■ Work instructions: Leave out the pictures and copy everything else in the entries exactly.

■ Information shown:
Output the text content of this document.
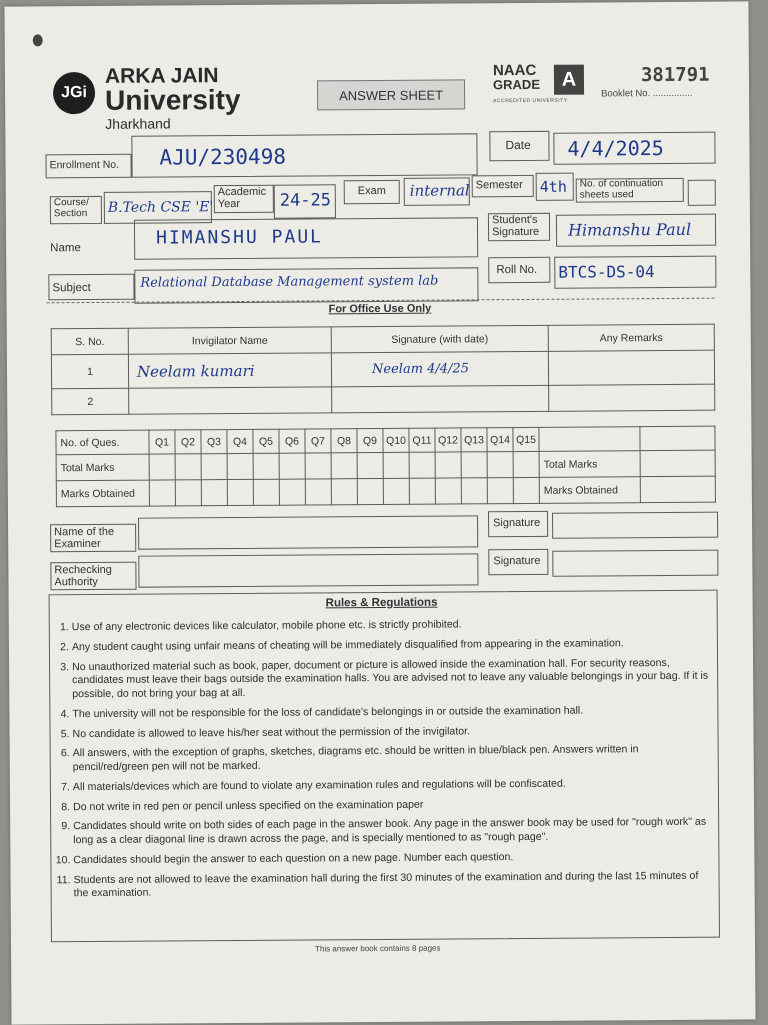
JGi
ARKA JAIN
University
Jharkhand
ANSWER SHEET
NAAC
GRADE	A
ACCREDITED UNIVERSITY
381791
Booklet No. ...............
Enrollment No. AJU/230498	Date 4/4/2025
Course/
Section B.Tech CSE 'E'
Academic
Year	24-25 Exam internal Semester 4th No. of continuation
sheets used
Name	HIMANSHU PAUL
Student's
Signature Himanshu Paul
Subject	Relational Database Management system lab
Roll No. BTCS-DS-04
For Office Use Only
S. No.	Invigilator Name	Signature (with date)	Any Remarks
1	Neelam kumari	Neelam 4/4/25	
2			
No. of Ques.	Q1	Q2	Q3	Q4	Q5	Q6	Q7	Q8	Q9	Q10	Q11	Q12	Q13	Q14	Q15		
Total Marks																Total Marks	
Marks Obtained																Marks Obtained	
Name of the
Examiner
Signature
Rechecking
Authority
Signature
Rules & Regulations
1. Use of any electronic devices like calculator, mobile phone etc. is strictly prohibited.
2. Any student caught using unfair means of cheating will be immediately disqualified from appearing in the examination.
3. No unauthorized material such as book, paper, document or picture is allowed inside the examination hall. For security reasons, candidates must leave their bags outside the examination halls. You are advised not to leave any valuable belongings in your bag. If it is possible, do not bring your bag at all.
4. The university will not be responsible for the loss of candidate's belongings in or outside the examination hall.
5. No candidate is allowed to leave his/her seat without the permission of the invigilator.
6. All answers, with the exception of graphs, sketches, diagrams etc. should be written in blue/black pen. Answers written in pencil/red/green pen will not be marked.
7. All materials/devices which are found to violate any examination rules and regulations will be confiscated.
8. Do not write in red pen or pencil unless specified on the examination paper
9. Candidates should write on both sides of each page in the answer book. Any page in the answer book may be used for "rough work" as long as a clear diagonal line is drawn across the page, and is specially mentioned to as "rough page".
10. Candidates should begin the answer to each question on a new page. Number each question.
11. Students are not allowed to leave the examination hall during the first 30 minutes of the examination and during the last 15 minutes of the examination.
This answer book contains 8 pages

■ Written answer:
Output the text content of this document.
JGi
ARKA JAIN
University
Jharkhand
ANSWER SHEET
NAAC
GRADE	A
ACCREDITED UNIVERSITY
381791
Booklet No. ...............
Enrollment No. AJU/230498	Date 4/4/2025
Course/
Section B.Tech CSE 'E'
Academic
Year	24-25 Exam internal Semester 4th No. of continuation
sheets used
Name	HIMANSHU PAUL
Student's
Signature Himanshu Paul
Subject	Relational Database Management system lab
Roll No. BTCS-DS-04
For Office Use Only
S. No.	Invigilator Name	Signature (with date)	Any Remarks
1	Neelam kumari	Neelam 4/4/25	
2			
No. of Ques.	Q1	Q2	Q3	Q4	Q5	Q6	Q7	Q8	Q9	Q10	Q11	Q12	Q13	Q14	Q15		
Total Marks																Total Marks	
Marks Obtained																Marks Obtained	
Name of the
Examiner
Signature
Rechecking
Authority
Signature
Rules & Regulations
1. Use of any electronic devices like calculator, mobile phone etc. is strictly prohibited.
2. Any student caught using unfair means of cheating will be immediately disqualified from appearing in the examination.
3. No unauthorized material such as book, paper, document or picture is allowed inside the examination hall. For security reasons, candidates must leave their bags outside the examination halls. You are advised not to leave any valuable belongings in your bag. If it is possible, do not bring your bag at all.
4. The university will not be responsible for the loss of candidate's belongings in or outside the examination hall.
5. No candidate is allowed to leave his/her seat without the permission of the invigilator.
6. All answers, with the exception of graphs, sketches, diagrams etc. should be written in blue/black pen. Answers written in pencil/red/green pen will not be marked.
7. All materials/devices which are found to violate any examination rules and regulations will be confiscated.
8. Do not write in red pen or pencil unless specified on the examination paper
9. Candidates should write on both sides of each page in the answer book. Any page in the answer book may be used for "rough work" as long as a clear diagonal line is drawn across the page, and is specially mentioned to as "rough page".
10. Candidates should begin the answer to each question on a new page. Number each question.
11. Students are not allowed to leave the examination hall during the first 30 minutes of the examination and during the last 15 minutes of the examination.
This answer book contains 8 pages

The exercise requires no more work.